[BEGIN Data]
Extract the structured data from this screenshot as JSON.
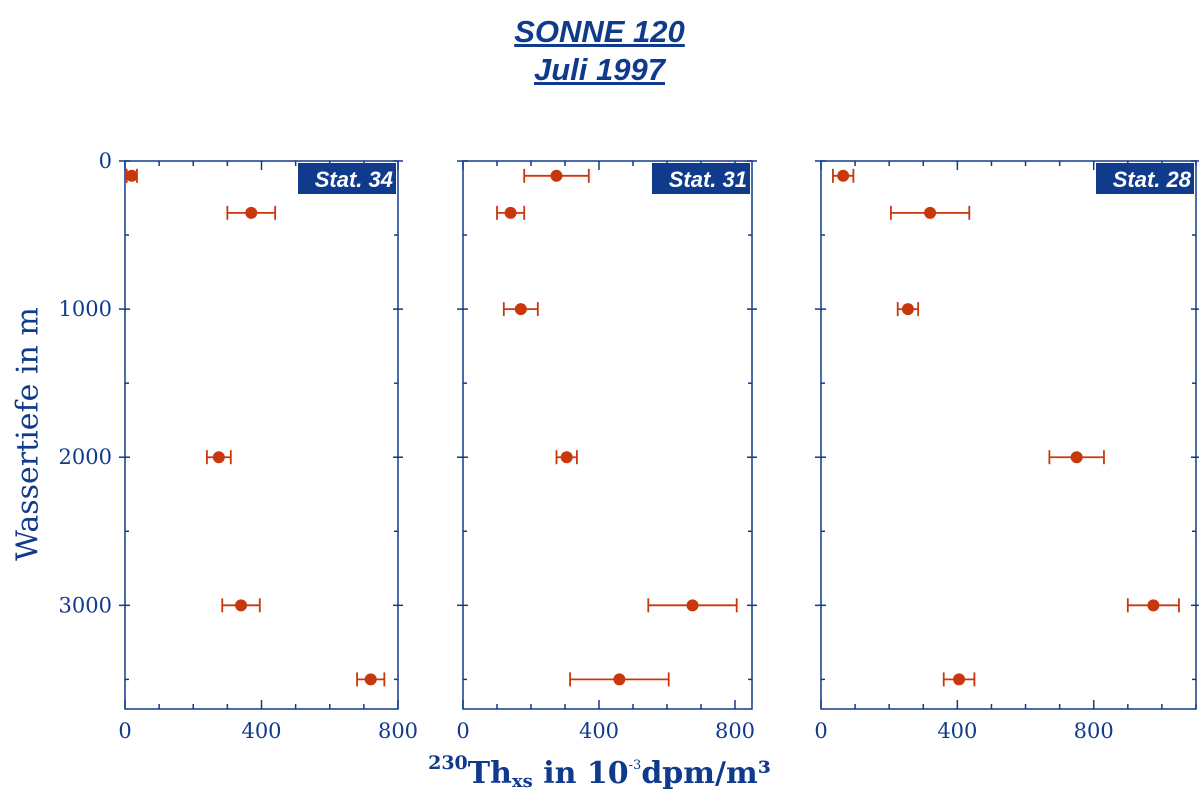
{
  "title": {
    "line1": "SONNE 120",
    "line2": "Juli 1997"
  },
  "xlabel": {
    "isotope": "230",
    "element": "Th",
    "subscript": "xs",
    "units_pre": " in 10",
    "exponent": "-3",
    "units_post": "dpm/m³"
  },
  "ylabel": "Wassertiefe in m",
  "colors": {
    "axis": "#103a8c",
    "data": "#c8380c",
    "badge_bg": "#103a8c",
    "badge_text": "#ffffff"
  },
  "chart_data": [
    {
      "type": "scatter",
      "station": "Stat. 34",
      "xlim": [
        0,
        800
      ],
      "ylim": [
        0,
        3700
      ],
      "y_reversed": true,
      "xticks": [
        "0",
        "400",
        "800"
      ],
      "yticks": [
        "0",
        "1000",
        "2000",
        "3000"
      ],
      "points": [
        {
          "x": 20,
          "y": 100,
          "xerr": 15
        },
        {
          "x": 370,
          "y": 350,
          "xerr": 70
        },
        {
          "x": 275,
          "y": 2000,
          "xerr": 35
        },
        {
          "x": 340,
          "y": 3000,
          "xerr": 55
        },
        {
          "x": 720,
          "y": 3500,
          "xerr": 40
        }
      ]
    },
    {
      "type": "scatter",
      "station": "Stat. 31",
      "xlim": [
        0,
        850
      ],
      "ylim": [
        0,
        3700
      ],
      "y_reversed": true,
      "xticks": [
        "0",
        "400",
        "800"
      ],
      "points": [
        {
          "x": 275,
          "y": 100,
          "xerr": 95
        },
        {
          "x": 140,
          "y": 350,
          "xerr": 40
        },
        {
          "x": 170,
          "y": 1000,
          "xerr": 50
        },
        {
          "x": 305,
          "y": 2000,
          "xerr": 30
        },
        {
          "x": 675,
          "y": 3000,
          "xerr": 130
        },
        {
          "x": 460,
          "y": 3500,
          "xerr": 145
        }
      ]
    },
    {
      "type": "scatter",
      "station": "Stat. 28",
      "xlim": [
        0,
        1100
      ],
      "ylim": [
        0,
        3700
      ],
      "y_reversed": true,
      "xticks": [
        "0",
        "400",
        "800"
      ],
      "points": [
        {
          "x": 65,
          "y": 100,
          "xerr": 30
        },
        {
          "x": 320,
          "y": 350,
          "xerr": 115
        },
        {
          "x": 255,
          "y": 1000,
          "xerr": 30
        },
        {
          "x": 750,
          "y": 2000,
          "xerr": 80
        },
        {
          "x": 975,
          "y": 3000,
          "xerr": 75
        },
        {
          "x": 405,
          "y": 3500,
          "xerr": 45
        }
      ]
    }
  ]
}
[END Data]
-- Your task --
Look through the material and copy each line that has "Stat".

-- Written solution --
      "station": "Stat. 34",
      "station": "Stat. 31",
      "station": "Stat. 28",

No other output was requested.